### EXERCISE DETAILS
Lines containing the word "расходы" should be extracted in full.

### MATERIALS PROVIDED
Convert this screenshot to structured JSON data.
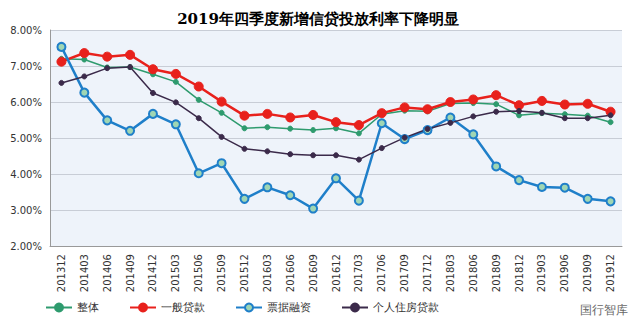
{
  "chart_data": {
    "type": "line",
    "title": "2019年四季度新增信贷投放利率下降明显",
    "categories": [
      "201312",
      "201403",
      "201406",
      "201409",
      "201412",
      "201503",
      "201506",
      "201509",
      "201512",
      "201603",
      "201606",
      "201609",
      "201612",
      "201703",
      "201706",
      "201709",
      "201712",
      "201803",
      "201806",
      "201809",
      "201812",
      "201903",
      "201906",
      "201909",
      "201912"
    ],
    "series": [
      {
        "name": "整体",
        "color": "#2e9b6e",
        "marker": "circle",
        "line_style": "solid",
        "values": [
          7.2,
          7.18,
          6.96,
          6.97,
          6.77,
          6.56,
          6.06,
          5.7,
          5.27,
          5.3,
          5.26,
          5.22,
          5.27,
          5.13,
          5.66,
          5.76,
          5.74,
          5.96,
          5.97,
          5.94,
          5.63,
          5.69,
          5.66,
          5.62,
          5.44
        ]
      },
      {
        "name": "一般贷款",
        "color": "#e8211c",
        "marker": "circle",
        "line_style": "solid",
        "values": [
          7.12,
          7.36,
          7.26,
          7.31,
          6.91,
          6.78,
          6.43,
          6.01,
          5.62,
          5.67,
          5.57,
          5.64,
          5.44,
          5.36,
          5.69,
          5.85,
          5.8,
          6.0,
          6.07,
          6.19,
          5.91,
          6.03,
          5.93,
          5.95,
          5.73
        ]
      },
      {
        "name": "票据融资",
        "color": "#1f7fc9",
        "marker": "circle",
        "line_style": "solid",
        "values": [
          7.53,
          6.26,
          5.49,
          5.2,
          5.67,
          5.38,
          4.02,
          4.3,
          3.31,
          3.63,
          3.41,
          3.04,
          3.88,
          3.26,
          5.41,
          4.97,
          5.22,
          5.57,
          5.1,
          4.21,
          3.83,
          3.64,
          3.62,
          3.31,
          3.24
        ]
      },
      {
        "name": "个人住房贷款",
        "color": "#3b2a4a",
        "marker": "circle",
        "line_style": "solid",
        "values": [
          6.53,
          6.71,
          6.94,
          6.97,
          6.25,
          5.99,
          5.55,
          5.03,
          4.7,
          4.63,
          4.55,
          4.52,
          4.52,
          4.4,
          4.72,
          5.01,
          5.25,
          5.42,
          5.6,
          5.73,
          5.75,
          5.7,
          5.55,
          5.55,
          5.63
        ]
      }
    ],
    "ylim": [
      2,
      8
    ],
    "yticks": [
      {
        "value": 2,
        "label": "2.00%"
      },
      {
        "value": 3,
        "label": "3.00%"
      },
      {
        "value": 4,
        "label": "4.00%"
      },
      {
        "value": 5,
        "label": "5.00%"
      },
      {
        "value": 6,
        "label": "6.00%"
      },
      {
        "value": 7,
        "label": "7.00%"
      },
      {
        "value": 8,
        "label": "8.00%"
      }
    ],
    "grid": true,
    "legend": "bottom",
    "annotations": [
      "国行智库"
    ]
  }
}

---

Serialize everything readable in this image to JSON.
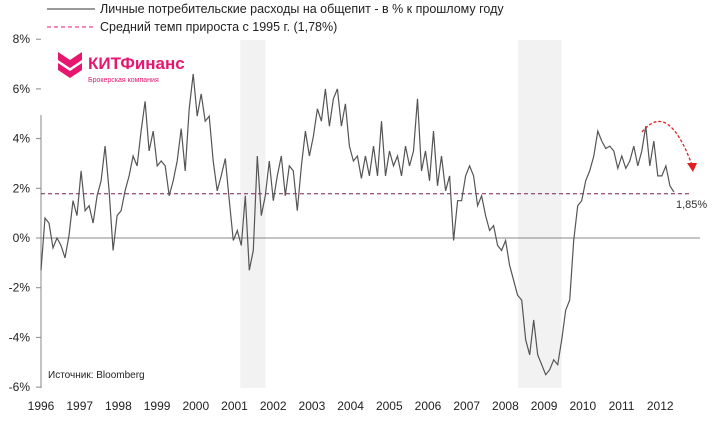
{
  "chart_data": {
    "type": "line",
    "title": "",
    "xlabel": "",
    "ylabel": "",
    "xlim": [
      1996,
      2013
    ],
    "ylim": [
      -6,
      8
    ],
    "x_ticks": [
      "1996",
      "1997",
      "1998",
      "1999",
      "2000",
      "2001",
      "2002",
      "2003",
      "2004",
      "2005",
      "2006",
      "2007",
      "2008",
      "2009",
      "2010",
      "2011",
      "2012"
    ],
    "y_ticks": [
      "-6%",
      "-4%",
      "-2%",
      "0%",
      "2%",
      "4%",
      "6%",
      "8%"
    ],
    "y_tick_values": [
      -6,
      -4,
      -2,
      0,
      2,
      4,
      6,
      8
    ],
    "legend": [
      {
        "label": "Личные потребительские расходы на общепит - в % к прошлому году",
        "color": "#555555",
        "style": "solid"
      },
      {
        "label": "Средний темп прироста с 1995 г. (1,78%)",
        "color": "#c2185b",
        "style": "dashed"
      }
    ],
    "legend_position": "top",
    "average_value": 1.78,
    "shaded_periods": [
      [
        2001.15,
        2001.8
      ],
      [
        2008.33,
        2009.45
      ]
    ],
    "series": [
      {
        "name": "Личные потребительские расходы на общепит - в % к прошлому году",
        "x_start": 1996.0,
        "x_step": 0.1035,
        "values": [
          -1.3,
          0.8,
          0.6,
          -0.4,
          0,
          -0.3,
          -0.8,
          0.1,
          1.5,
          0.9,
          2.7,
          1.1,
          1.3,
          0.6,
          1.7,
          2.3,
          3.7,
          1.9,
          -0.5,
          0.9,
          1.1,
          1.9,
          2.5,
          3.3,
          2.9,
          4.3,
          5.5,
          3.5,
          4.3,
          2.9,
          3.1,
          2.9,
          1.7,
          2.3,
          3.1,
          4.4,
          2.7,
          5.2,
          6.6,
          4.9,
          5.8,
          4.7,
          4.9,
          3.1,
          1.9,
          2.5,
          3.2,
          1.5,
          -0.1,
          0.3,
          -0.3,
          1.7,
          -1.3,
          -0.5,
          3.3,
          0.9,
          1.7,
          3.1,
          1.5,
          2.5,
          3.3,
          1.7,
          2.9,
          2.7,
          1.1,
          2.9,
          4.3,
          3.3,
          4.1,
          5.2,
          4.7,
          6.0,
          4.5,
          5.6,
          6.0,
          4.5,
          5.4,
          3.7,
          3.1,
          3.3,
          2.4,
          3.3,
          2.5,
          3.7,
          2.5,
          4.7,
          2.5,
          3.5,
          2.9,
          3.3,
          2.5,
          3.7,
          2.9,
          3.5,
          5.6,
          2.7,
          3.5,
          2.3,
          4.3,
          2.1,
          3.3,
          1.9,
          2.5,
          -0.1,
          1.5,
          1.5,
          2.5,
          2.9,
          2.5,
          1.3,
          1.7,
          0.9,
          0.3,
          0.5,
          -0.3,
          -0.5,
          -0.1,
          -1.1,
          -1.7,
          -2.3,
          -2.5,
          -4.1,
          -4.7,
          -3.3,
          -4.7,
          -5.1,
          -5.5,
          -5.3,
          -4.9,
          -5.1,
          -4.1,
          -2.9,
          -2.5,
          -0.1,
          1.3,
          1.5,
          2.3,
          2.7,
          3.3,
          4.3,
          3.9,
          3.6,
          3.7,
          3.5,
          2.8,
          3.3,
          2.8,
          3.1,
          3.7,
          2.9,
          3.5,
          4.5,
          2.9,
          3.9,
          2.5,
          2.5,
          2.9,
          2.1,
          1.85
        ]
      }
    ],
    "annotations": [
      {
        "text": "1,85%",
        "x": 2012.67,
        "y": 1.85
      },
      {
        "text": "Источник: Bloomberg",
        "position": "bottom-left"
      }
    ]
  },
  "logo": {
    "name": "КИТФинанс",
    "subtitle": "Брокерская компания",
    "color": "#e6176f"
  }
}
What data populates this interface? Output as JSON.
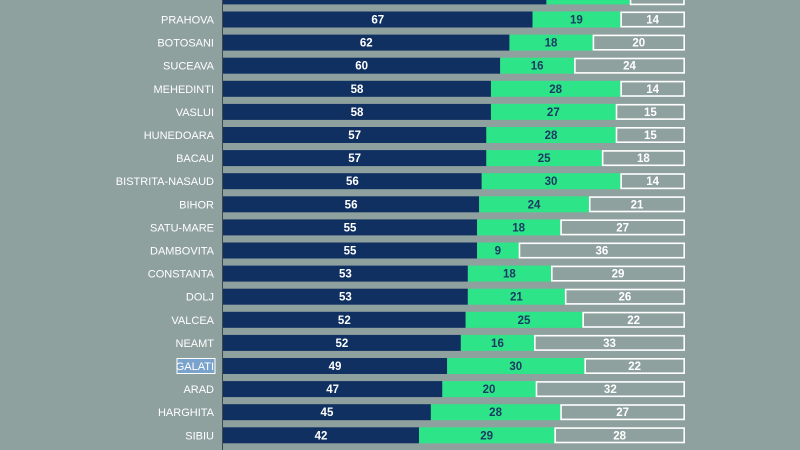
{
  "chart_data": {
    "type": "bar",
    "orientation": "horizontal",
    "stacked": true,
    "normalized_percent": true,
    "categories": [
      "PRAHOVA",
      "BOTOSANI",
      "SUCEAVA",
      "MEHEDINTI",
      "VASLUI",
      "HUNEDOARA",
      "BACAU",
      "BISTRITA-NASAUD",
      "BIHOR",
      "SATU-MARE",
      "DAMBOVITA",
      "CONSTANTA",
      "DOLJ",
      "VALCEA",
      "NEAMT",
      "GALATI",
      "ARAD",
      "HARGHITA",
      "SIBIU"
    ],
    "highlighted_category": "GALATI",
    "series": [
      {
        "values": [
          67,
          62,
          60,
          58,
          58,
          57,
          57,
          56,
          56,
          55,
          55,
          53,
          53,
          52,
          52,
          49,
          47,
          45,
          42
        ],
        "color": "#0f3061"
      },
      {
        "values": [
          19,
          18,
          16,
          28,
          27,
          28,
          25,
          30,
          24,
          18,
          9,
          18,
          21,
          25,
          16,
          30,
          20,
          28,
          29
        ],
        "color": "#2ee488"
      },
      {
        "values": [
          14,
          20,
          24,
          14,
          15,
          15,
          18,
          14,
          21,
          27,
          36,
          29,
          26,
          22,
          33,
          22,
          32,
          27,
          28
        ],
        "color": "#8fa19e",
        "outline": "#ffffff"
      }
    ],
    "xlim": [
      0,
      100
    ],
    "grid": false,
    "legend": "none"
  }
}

### SOLUTION
        "label": "Личные потребительские расходы на общепит - в % к прошлому году",
        "name": "Личные потребительские расходы на общепит - в % к прошлому году",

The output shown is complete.